### AIM OF THE TASK
Reproduce the listing below exactly, minus its pictures.

— begin GIVEN RECORDS —

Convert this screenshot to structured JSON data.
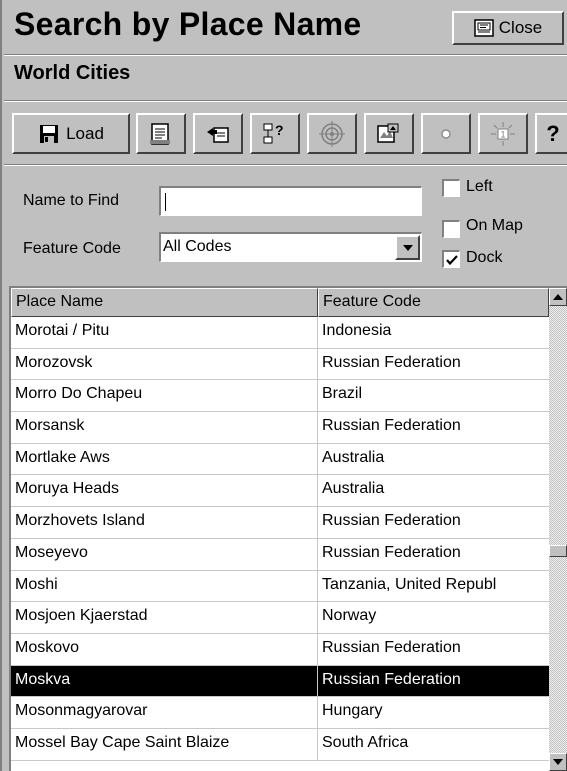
{
  "window": {
    "title": "Search by Place Name",
    "close_label": "Close",
    "subtitle": "World Cities"
  },
  "toolbar": {
    "load_label": "Load",
    "icons": [
      "load-icon",
      "print-list-icon",
      "copy-icon",
      "tree-help-icon",
      "target-icon",
      "map-view-icon",
      "dot-icon",
      "locate-icon",
      "help-icon"
    ],
    "help_label": "?"
  },
  "find": {
    "name_label": "Name to Find",
    "name_value": "",
    "feature_label": "Feature Code",
    "feature_value": "All Codes"
  },
  "options": [
    {
      "label": "Left",
      "checked": false
    },
    {
      "label": "On Map",
      "checked": false
    },
    {
      "label": "Dock",
      "checked": true
    }
  ],
  "table": {
    "columns": [
      "Place Name",
      "Feature Code"
    ],
    "rows": [
      {
        "name": "Morotai / Pitu",
        "code": "Indonesia"
      },
      {
        "name": "Morozovsk",
        "code": "Russian Federation"
      },
      {
        "name": "Morro Do Chapeu",
        "code": "Brazil"
      },
      {
        "name": "Morsansk",
        "code": "Russian Federation"
      },
      {
        "name": "Mortlake Aws",
        "code": "Australia"
      },
      {
        "name": "Moruya Heads",
        "code": "Australia"
      },
      {
        "name": "Morzhovets Island",
        "code": "Russian Federation"
      },
      {
        "name": "Moseyevo",
        "code": "Russian Federation"
      },
      {
        "name": "Moshi",
        "code": "Tanzania, United Republ"
      },
      {
        "name": "Mosjoen Kjaerstad",
        "code": "Norway"
      },
      {
        "name": "Moskovo",
        "code": "Russian Federation"
      },
      {
        "name": "Moskva",
        "code": "Russian Federation"
      },
      {
        "name": "Mosonmagyarovar",
        "code": "Hungary"
      },
      {
        "name": "Mossel Bay Cape Saint Blaize",
        "code": "South Africa"
      }
    ],
    "selected_index": 11,
    "scroll_position": 0.55
  }
}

— end GIVEN RECORDS —

### OUTPUT
Convert this screenshot to structured JSON data.
{
  "window": {
    "title": "Search by Place Name",
    "close_label": "Close",
    "subtitle": "World Cities"
  },
  "toolbar": {
    "load_label": "Load",
    "icons": [
      "load-icon",
      "print-list-icon",
      "copy-icon",
      "tree-help-icon",
      "target-icon",
      "map-view-icon",
      "dot-icon",
      "locate-icon",
      "help-icon"
    ],
    "help_label": "?"
  },
  "find": {
    "name_label": "Name to Find",
    "name_value": "",
    "feature_label": "Feature Code",
    "feature_value": "All Codes"
  },
  "options": [
    {
      "label": "Left",
      "checked": false
    },
    {
      "label": "On Map",
      "checked": false
    },
    {
      "label": "Dock",
      "checked": true
    }
  ],
  "table": {
    "columns": [
      "Place Name",
      "Feature Code"
    ],
    "rows": [
      {
        "name": "Morotai / Pitu",
        "code": "Indonesia"
      },
      {
        "name": "Morozovsk",
        "code": "Russian Federation"
      },
      {
        "name": "Morro Do Chapeu",
        "code": "Brazil"
      },
      {
        "name": "Morsansk",
        "code": "Russian Federation"
      },
      {
        "name": "Mortlake Aws",
        "code": "Australia"
      },
      {
        "name": "Moruya Heads",
        "code": "Australia"
      },
      {
        "name": "Morzhovets Island",
        "code": "Russian Federation"
      },
      {
        "name": "Moseyevo",
        "code": "Russian Federation"
      },
      {
        "name": "Moshi",
        "code": "Tanzania, United Republ"
      },
      {
        "name": "Mosjoen Kjaerstad",
        "code": "Norway"
      },
      {
        "name": "Moskovo",
        "code": "Russian Federation"
      },
      {
        "name": "Moskva",
        "code": "Russian Federation"
      },
      {
        "name": "Mosonmagyarovar",
        "code": "Hungary"
      },
      {
        "name": "Mossel Bay Cape Saint Blaize",
        "code": "South Africa"
      }
    ],
    "selected_index": 11,
    "scroll_position": 0.55
  }
}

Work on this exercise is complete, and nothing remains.